[Start of Materials provided]
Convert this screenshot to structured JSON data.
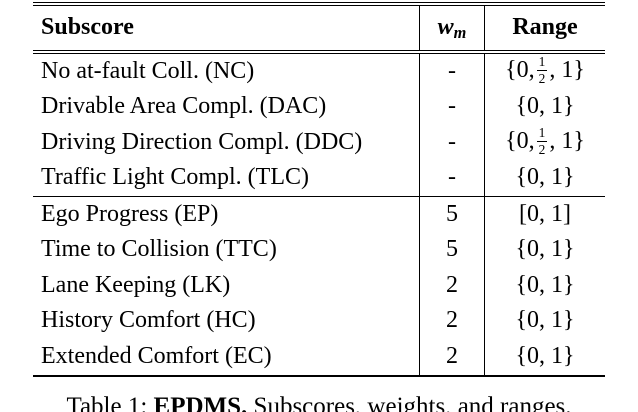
{
  "table": {
    "headers": {
      "subscore": "Subscore",
      "weight_symbol": "w",
      "weight_subscript": "m",
      "range": "Range"
    },
    "section1": [
      {
        "name": "No at-fault Coll. (NC)",
        "weight": "-",
        "range_pre": "{0,",
        "frac_num": "1",
        "frac_den": "2",
        "range_post": ", 1}"
      },
      {
        "name": "Drivable Area Compl. (DAC)",
        "weight": "-",
        "range": "{0, 1}"
      },
      {
        "name": "Driving Direction Compl. (DDC)",
        "weight": "-",
        "range_pre": "{0,",
        "frac_num": "1",
        "frac_den": "2",
        "range_post": ", 1}"
      },
      {
        "name": "Traffic Light Compl. (TLC)",
        "weight": "-",
        "range": "{0, 1}"
      }
    ],
    "section2": [
      {
        "name": "Ego Progress (EP)",
        "weight": "5",
        "range": "[0, 1]"
      },
      {
        "name": "Time to Collision (TTC)",
        "weight": "5",
        "range": "{0, 1}"
      },
      {
        "name": "Lane Keeping (LK)",
        "weight": "2",
        "range": "{0, 1}"
      },
      {
        "name": "History Comfort (HC)",
        "weight": "2",
        "range": "{0, 1}"
      },
      {
        "name": "Extended Comfort (EC)",
        "weight": "2",
        "range": "{0, 1}"
      }
    ]
  },
  "caption": {
    "label": "Table 1:",
    "title_bold": "EPDMS.",
    "text": "Subscores, weights, and ranges."
  }
}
[End of Materials provided]
Task statement
Give the entries again without a single change, but with no pictures.

Task output
Convert this screenshot to structured JSON data.
{
  "table": {
    "headers": {
      "subscore": "Subscore",
      "weight_symbol": "w",
      "weight_subscript": "m",
      "range": "Range"
    },
    "section1": [
      {
        "name": "No at-fault Coll. (NC)",
        "weight": "-",
        "range_pre": "{0,",
        "frac_num": "1",
        "frac_den": "2",
        "range_post": ", 1}"
      },
      {
        "name": "Drivable Area Compl. (DAC)",
        "weight": "-",
        "range": "{0, 1}"
      },
      {
        "name": "Driving Direction Compl. (DDC)",
        "weight": "-",
        "range_pre": "{0,",
        "frac_num": "1",
        "frac_den": "2",
        "range_post": ", 1}"
      },
      {
        "name": "Traffic Light Compl. (TLC)",
        "weight": "-",
        "range": "{0, 1}"
      }
    ],
    "section2": [
      {
        "name": "Ego Progress (EP)",
        "weight": "5",
        "range": "[0, 1]"
      },
      {
        "name": "Time to Collision (TTC)",
        "weight": "5",
        "range": "{0, 1}"
      },
      {
        "name": "Lane Keeping (LK)",
        "weight": "2",
        "range": "{0, 1}"
      },
      {
        "name": "History Comfort (HC)",
        "weight": "2",
        "range": "{0, 1}"
      },
      {
        "name": "Extended Comfort (EC)",
        "weight": "2",
        "range": "{0, 1}"
      }
    ]
  },
  "caption": {
    "label": "Table 1:",
    "title_bold": "EPDMS.",
    "text": "Subscores, weights, and ranges."
  }
}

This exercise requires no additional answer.